(Records from a data source)
━━━━━━━━━━━━━━━━

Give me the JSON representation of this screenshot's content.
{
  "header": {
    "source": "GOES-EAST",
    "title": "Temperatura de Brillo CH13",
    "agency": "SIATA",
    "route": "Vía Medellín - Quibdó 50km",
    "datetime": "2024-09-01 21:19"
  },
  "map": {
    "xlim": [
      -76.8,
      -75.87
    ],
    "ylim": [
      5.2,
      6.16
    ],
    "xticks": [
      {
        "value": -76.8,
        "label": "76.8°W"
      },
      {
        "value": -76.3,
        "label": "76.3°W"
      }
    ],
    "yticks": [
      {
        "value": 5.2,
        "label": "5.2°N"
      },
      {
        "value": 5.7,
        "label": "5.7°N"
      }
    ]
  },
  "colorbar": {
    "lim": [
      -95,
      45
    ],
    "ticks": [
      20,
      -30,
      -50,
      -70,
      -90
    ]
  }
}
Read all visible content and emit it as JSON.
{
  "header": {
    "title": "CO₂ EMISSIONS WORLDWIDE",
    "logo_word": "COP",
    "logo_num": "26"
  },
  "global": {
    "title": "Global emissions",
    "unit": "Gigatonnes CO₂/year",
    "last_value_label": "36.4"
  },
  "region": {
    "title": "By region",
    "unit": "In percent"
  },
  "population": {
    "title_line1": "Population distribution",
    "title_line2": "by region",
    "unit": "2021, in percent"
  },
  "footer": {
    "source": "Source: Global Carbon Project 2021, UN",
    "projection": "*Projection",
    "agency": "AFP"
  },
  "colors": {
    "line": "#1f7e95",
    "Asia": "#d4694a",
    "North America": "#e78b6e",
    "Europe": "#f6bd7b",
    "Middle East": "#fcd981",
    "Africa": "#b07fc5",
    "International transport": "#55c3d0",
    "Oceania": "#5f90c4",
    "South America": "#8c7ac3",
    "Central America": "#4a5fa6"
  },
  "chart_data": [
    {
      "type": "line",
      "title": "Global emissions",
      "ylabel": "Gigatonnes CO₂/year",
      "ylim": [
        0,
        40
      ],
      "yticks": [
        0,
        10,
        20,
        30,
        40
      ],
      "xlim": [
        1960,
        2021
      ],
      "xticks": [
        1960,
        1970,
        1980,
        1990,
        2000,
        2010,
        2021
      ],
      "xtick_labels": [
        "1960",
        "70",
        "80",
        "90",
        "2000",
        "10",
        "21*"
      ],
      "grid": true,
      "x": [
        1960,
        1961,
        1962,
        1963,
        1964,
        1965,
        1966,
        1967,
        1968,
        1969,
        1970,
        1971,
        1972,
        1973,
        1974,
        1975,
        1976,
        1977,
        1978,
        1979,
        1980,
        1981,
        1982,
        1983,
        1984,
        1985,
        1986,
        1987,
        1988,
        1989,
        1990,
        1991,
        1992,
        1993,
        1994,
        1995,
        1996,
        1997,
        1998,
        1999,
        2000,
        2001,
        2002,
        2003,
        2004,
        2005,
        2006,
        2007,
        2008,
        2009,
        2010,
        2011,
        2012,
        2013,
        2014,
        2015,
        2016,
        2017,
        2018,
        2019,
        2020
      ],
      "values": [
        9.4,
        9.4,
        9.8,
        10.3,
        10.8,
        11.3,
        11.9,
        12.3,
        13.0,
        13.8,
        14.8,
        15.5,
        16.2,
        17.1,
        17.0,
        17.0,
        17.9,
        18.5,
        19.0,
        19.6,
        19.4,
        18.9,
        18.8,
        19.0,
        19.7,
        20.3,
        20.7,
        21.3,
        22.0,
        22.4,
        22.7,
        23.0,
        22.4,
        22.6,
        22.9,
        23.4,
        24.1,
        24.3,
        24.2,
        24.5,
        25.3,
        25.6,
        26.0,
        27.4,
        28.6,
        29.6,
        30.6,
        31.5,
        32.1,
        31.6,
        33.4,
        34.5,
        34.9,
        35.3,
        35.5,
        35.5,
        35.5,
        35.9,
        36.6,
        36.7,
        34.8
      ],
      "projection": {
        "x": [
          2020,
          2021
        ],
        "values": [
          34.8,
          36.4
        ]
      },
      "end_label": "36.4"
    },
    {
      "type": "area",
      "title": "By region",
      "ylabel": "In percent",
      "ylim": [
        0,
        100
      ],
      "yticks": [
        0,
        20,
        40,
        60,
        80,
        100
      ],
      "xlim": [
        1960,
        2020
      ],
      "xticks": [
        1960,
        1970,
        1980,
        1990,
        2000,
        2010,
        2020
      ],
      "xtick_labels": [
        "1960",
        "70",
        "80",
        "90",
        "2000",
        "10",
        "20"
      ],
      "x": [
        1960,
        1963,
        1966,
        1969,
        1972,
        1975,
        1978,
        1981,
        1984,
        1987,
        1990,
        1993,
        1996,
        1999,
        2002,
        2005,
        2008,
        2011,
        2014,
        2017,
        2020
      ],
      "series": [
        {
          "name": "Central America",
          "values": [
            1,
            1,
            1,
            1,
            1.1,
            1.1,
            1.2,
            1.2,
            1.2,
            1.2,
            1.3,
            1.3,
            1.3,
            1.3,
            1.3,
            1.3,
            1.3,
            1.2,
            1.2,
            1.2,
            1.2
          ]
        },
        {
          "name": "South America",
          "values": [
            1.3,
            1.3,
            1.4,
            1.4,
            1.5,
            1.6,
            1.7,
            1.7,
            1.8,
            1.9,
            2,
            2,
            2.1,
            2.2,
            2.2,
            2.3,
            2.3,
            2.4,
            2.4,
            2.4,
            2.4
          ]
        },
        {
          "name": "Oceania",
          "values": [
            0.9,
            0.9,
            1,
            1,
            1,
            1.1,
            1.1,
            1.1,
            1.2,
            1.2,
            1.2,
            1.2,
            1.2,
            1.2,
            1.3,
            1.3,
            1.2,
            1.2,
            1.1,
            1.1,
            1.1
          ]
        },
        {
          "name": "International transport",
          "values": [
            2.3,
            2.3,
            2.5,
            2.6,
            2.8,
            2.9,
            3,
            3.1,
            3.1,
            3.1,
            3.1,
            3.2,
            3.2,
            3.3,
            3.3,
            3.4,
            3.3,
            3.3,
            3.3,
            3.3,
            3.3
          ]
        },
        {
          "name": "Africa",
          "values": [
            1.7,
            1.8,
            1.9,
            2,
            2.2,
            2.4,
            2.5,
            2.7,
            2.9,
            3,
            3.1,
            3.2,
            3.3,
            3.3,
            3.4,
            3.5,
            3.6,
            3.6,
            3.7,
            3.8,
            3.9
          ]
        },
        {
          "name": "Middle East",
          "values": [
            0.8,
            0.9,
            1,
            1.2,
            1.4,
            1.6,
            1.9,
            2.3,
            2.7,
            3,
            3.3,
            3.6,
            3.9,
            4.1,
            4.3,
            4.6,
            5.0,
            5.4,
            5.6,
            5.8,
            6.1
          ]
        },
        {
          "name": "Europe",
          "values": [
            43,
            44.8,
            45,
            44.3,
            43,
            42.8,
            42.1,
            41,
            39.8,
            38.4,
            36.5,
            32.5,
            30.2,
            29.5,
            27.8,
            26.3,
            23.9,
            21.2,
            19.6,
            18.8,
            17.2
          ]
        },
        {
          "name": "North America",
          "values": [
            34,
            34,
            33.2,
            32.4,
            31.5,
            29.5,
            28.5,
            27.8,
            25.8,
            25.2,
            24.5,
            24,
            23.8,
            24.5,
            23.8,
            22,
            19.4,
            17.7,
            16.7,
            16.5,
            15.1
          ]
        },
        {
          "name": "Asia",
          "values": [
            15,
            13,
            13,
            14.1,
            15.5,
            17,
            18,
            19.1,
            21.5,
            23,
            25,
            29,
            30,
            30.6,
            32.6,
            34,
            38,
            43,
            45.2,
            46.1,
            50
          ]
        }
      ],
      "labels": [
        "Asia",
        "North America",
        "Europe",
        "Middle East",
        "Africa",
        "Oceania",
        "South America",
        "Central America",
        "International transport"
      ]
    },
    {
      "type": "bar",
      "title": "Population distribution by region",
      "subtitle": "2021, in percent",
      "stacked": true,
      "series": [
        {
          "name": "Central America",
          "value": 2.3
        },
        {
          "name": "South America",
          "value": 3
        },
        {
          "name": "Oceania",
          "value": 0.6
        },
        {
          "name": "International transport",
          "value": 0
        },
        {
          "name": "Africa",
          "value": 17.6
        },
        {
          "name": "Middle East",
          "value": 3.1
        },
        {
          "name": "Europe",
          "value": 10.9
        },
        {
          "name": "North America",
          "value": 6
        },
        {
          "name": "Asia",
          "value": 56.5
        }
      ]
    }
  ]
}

━━━━━━━━━━━━━━━━

- Exercise prompt
Search the lines for "Europe". Copy each line that has it.

- Exercise response
    "Europe": "#f6bd7b",
          "name": "Europe",
        "Europe",
          "name": "Europe",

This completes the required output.